▸ **STATED EXERCISE**: Repeat every line below exactly, word for word.

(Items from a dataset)
•••
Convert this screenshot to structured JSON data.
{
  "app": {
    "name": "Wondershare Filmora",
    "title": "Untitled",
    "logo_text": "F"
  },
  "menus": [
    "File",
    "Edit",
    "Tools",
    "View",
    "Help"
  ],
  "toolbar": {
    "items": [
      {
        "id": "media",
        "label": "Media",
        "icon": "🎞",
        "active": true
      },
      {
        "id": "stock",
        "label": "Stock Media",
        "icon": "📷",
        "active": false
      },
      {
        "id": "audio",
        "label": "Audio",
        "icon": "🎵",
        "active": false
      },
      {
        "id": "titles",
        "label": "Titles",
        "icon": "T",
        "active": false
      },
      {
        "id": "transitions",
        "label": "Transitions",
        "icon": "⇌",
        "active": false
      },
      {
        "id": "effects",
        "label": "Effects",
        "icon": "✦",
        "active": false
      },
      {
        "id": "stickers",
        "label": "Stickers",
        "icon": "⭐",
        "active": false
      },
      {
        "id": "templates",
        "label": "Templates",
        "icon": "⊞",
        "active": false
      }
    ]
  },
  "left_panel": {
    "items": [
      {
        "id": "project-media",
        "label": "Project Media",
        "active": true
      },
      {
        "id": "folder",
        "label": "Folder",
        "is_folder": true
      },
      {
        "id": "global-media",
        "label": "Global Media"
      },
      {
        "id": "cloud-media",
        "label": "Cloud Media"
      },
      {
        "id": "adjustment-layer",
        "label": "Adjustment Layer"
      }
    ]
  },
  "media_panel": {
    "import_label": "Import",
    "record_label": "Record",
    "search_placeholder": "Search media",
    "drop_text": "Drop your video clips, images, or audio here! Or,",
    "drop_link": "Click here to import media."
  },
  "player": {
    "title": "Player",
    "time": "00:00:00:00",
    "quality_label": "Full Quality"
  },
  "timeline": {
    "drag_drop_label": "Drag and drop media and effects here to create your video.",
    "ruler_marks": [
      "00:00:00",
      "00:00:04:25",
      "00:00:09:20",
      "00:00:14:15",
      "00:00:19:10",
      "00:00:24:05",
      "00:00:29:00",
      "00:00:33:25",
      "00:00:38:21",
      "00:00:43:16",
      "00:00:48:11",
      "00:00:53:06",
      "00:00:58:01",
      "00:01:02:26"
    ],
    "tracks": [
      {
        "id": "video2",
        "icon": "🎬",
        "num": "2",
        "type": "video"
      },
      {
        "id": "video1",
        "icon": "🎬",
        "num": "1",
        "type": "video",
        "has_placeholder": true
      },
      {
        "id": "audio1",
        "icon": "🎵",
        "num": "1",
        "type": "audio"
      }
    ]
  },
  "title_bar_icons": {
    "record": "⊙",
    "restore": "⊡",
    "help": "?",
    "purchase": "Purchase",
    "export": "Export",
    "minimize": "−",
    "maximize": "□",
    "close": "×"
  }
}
•••
▸ **FULL OUTPUT**:
Convert this screenshot to structured JSON data.
{
  "app": {
    "name": "Wondershare Filmora",
    "title": "Untitled",
    "logo_text": "F"
  },
  "menus": [
    "File",
    "Edit",
    "Tools",
    "View",
    "Help"
  ],
  "toolbar": {
    "items": [
      {
        "id": "media",
        "label": "Media",
        "icon": "🎞",
        "active": true
      },
      {
        "id": "stock",
        "label": "Stock Media",
        "icon": "📷",
        "active": false
      },
      {
        "id": "audio",
        "label": "Audio",
        "icon": "🎵",
        "active": false
      },
      {
        "id": "titles",
        "label": "Titles",
        "icon": "T",
        "active": false
      },
      {
        "id": "transitions",
        "label": "Transitions",
        "icon": "⇌",
        "active": false
      },
      {
        "id": "effects",
        "label": "Effects",
        "icon": "✦",
        "active": false
      },
      {
        "id": "stickers",
        "label": "Stickers",
        "icon": "⭐",
        "active": false
      },
      {
        "id": "templates",
        "label": "Templates",
        "icon": "⊞",
        "active": false
      }
    ]
  },
  "left_panel": {
    "items": [
      {
        "id": "project-media",
        "label": "Project Media",
        "active": true
      },
      {
        "id": "folder",
        "label": "Folder",
        "is_folder": true
      },
      {
        "id": "global-media",
        "label": "Global Media"
      },
      {
        "id": "cloud-media",
        "label": "Cloud Media"
      },
      {
        "id": "adjustment-layer",
        "label": "Adjustment Layer"
      }
    ]
  },
  "media_panel": {
    "import_label": "Import",
    "record_label": "Record",
    "search_placeholder": "Search media",
    "drop_text": "Drop your video clips, images, or audio here! Or,",
    "drop_link": "Click here to import media."
  },
  "player": {
    "title": "Player",
    "time": "00:00:00:00",
    "quality_label": "Full Quality"
  },
  "timeline": {
    "drag_drop_label": "Drag and drop media and effects here to create your video.",
    "ruler_marks": [
      "00:00:00",
      "00:00:04:25",
      "00:00:09:20",
      "00:00:14:15",
      "00:00:19:10",
      "00:00:24:05",
      "00:00:29:00",
      "00:00:33:25",
      "00:00:38:21",
      "00:00:43:16",
      "00:00:48:11",
      "00:00:53:06",
      "00:00:58:01",
      "00:01:02:26"
    ],
    "tracks": [
      {
        "id": "video2",
        "icon": "🎬",
        "num": "2",
        "type": "video"
      },
      {
        "id": "video1",
        "icon": "🎬",
        "num": "1",
        "type": "video",
        "has_placeholder": true
      },
      {
        "id": "audio1",
        "icon": "🎵",
        "num": "1",
        "type": "audio"
      }
    ]
  },
  "title_bar_icons": {
    "record": "⊙",
    "restore": "⊡",
    "help": "?",
    "purchase": "Purchase",
    "export": "Export",
    "minimize": "−",
    "maximize": "□",
    "close": "×"
  }
}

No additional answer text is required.